===== The input =====

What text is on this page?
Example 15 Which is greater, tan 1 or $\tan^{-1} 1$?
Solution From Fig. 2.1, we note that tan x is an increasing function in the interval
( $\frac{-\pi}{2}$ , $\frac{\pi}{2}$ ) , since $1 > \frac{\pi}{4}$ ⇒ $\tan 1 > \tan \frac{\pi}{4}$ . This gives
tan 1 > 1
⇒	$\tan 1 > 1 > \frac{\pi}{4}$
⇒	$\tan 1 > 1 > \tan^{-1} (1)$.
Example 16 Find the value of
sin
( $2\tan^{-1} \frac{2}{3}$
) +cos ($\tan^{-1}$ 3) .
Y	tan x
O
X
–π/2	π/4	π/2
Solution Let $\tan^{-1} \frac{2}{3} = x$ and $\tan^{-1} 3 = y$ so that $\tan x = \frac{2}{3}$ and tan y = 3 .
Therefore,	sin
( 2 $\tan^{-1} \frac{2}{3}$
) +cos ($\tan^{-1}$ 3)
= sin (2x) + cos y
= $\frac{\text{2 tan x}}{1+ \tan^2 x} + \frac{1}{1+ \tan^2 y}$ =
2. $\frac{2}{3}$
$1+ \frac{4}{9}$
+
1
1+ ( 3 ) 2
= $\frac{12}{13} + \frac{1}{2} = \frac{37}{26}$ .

=====

Task to carry out:
Reply with the number of lines in the material above that contain "text", and nothing more.

Task result:
2